(Records about charts and figures)
%%

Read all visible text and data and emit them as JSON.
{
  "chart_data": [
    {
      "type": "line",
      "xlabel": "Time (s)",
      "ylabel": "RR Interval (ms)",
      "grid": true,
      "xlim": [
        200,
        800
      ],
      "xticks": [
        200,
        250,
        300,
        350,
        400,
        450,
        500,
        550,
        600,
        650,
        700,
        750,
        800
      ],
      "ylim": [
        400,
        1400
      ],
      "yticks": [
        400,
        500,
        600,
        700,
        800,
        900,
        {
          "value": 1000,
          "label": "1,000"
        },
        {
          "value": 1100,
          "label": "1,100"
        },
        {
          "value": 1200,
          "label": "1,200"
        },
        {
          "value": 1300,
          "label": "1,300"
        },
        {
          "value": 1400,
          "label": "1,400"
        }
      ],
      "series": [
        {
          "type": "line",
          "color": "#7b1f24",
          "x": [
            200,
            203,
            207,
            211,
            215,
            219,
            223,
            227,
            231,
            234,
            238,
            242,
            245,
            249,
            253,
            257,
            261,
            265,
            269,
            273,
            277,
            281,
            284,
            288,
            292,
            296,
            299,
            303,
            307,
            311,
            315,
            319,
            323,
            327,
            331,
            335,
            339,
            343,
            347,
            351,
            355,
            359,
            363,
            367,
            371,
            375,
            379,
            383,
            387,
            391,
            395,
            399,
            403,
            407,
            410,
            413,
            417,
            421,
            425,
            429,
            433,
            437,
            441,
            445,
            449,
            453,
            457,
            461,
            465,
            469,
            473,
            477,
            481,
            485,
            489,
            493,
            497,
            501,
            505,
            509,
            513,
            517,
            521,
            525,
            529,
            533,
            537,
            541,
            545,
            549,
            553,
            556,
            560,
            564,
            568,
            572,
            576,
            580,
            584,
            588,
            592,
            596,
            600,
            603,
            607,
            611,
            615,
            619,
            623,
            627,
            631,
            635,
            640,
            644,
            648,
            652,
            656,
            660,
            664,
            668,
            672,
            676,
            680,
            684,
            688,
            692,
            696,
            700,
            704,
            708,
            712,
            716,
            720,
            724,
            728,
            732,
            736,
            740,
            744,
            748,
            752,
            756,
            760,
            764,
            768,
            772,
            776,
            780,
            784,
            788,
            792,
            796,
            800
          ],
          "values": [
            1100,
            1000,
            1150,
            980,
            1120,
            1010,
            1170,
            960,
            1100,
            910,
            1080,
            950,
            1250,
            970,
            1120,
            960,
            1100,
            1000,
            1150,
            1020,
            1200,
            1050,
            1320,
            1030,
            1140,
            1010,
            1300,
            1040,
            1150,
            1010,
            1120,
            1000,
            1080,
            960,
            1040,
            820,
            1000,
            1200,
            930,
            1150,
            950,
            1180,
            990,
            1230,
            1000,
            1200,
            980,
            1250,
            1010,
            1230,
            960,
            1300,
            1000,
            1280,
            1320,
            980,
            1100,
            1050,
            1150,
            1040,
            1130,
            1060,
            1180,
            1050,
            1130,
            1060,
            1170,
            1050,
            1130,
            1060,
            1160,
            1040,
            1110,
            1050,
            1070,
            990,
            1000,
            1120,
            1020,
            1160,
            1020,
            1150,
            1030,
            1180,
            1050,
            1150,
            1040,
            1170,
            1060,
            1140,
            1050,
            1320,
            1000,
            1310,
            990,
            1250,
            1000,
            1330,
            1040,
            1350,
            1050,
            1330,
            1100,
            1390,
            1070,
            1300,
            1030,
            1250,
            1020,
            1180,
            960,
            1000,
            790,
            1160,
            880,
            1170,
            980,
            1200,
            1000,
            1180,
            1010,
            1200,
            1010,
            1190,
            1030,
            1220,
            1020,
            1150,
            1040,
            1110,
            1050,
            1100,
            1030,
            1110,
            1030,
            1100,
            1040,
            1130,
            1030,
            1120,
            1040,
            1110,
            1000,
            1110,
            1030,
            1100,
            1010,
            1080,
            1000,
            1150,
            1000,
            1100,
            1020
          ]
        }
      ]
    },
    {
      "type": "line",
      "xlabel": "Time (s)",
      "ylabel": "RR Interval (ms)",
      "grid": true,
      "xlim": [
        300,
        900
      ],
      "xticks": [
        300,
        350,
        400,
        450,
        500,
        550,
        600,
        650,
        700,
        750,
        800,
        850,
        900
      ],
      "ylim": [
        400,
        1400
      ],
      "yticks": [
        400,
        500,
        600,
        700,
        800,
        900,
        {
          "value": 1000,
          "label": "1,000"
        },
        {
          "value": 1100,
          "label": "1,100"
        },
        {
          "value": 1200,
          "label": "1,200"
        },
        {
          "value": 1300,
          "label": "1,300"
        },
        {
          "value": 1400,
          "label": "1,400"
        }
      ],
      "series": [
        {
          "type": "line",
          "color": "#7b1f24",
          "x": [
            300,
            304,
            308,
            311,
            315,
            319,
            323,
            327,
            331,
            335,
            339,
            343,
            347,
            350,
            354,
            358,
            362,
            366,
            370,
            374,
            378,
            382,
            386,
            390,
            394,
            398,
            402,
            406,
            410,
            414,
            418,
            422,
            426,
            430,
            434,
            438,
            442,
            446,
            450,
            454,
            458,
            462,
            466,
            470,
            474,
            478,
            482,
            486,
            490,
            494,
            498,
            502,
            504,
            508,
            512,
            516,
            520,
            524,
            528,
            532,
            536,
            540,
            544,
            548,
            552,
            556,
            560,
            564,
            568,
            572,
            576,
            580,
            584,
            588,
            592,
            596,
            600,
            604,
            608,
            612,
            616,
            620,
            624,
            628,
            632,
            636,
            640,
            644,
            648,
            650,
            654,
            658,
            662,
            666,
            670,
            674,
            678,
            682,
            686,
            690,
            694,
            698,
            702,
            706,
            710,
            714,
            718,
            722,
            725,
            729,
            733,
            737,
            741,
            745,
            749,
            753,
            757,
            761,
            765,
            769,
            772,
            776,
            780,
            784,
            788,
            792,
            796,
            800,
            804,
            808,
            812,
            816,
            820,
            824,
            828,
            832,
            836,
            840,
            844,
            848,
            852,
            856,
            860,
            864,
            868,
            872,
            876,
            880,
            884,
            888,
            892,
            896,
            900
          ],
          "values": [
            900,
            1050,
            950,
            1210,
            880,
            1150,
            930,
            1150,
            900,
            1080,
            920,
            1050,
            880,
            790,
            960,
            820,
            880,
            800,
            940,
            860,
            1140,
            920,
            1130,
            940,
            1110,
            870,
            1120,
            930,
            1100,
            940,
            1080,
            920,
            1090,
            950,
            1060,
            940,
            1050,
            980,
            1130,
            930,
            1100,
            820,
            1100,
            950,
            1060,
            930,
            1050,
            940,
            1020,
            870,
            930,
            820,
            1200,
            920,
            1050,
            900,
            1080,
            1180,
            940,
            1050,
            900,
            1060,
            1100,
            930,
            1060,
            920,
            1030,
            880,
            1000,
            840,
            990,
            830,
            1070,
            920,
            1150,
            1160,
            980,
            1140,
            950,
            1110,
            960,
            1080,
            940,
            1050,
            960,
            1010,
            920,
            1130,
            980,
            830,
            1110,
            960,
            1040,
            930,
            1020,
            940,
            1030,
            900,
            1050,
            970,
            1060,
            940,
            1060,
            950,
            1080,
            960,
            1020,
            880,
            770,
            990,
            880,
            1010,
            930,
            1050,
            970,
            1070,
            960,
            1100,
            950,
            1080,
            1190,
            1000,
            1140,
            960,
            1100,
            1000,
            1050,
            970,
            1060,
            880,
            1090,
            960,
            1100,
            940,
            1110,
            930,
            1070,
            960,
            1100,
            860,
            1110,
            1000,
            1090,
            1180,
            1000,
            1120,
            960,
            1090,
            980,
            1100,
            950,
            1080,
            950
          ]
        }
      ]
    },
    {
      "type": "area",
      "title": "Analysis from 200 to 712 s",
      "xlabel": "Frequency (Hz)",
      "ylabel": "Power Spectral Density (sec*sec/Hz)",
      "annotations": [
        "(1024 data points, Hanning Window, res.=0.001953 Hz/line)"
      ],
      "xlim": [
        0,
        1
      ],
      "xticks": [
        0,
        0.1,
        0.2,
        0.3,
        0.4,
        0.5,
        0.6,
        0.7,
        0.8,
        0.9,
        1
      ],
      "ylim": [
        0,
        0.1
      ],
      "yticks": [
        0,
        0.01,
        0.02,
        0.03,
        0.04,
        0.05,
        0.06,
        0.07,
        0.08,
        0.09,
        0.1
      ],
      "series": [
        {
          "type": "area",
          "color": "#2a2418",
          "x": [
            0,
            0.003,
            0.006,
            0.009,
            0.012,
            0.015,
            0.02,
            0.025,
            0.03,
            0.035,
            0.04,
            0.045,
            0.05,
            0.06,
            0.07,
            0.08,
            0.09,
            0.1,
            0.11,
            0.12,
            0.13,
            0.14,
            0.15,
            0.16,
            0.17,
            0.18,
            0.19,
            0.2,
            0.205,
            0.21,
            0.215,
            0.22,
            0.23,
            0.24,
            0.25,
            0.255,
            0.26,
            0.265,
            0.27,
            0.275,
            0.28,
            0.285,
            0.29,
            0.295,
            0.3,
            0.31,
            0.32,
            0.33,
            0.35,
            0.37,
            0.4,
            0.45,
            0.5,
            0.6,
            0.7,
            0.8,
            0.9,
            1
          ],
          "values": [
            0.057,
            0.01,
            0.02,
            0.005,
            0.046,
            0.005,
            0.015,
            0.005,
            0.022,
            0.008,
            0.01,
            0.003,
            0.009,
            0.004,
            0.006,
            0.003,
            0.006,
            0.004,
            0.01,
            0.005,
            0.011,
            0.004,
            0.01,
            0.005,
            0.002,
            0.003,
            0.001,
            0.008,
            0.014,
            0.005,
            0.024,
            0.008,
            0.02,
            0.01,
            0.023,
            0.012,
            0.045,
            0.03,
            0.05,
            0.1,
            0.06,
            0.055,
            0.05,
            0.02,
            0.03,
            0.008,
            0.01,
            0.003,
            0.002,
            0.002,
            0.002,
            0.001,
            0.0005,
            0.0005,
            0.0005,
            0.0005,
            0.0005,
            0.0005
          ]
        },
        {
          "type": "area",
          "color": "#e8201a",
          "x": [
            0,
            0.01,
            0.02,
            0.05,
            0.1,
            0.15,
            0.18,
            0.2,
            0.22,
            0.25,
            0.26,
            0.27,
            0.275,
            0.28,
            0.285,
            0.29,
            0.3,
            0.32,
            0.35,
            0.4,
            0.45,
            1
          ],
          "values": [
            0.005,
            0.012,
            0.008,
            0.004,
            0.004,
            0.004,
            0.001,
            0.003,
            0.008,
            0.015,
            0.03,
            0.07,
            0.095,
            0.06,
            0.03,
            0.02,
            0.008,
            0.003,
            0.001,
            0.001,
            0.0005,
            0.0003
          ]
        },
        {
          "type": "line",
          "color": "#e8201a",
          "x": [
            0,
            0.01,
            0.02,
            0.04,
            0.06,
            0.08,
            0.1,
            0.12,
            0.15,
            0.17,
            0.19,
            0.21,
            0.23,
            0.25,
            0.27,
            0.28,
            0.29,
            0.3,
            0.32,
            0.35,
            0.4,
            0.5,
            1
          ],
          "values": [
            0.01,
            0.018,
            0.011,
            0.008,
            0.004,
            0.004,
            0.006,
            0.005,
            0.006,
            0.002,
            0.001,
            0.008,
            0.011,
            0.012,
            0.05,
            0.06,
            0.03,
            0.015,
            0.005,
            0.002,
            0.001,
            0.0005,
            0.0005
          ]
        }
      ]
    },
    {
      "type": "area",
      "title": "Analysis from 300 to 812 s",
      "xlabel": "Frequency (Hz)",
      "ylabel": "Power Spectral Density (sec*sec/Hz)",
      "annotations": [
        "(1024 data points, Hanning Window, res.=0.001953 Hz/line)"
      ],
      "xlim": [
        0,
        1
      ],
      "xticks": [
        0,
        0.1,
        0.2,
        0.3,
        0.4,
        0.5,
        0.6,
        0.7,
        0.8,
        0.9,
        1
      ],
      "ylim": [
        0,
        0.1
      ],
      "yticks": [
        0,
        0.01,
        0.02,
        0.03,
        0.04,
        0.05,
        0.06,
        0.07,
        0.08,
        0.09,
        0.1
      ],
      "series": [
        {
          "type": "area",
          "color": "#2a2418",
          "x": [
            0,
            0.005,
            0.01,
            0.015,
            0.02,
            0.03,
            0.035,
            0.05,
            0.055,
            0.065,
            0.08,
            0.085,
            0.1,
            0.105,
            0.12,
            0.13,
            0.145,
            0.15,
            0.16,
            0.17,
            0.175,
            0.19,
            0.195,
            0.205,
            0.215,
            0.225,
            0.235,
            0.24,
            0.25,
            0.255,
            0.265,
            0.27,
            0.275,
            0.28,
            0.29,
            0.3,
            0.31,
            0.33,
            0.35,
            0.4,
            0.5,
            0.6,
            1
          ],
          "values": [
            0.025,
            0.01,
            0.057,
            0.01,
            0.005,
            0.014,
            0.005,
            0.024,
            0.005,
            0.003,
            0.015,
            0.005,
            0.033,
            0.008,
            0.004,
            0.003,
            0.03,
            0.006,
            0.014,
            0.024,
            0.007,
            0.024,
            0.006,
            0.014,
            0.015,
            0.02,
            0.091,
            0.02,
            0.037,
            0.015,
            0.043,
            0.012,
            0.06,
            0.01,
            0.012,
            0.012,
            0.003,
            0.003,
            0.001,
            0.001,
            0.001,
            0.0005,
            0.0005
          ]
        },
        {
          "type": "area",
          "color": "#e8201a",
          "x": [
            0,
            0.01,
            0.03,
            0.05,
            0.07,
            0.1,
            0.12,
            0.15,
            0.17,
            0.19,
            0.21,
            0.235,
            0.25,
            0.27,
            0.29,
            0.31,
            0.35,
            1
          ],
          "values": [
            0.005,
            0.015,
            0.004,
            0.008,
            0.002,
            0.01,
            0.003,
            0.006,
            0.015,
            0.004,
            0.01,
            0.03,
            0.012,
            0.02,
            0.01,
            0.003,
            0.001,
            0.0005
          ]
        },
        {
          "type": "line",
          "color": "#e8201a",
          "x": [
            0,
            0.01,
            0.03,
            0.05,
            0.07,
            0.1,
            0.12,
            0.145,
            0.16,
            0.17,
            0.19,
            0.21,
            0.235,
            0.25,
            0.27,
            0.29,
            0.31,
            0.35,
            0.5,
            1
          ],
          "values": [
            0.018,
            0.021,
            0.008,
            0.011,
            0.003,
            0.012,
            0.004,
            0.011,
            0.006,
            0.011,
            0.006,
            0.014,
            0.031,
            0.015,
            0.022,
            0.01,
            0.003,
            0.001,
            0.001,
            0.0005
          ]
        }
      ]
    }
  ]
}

%%

Task brief
Find the string "from" in the entries above and return each line that holds it.

Finished answer
      "title": "Analysis from 200 to 712 s",
      "title": "Analysis from 300 to 812 s",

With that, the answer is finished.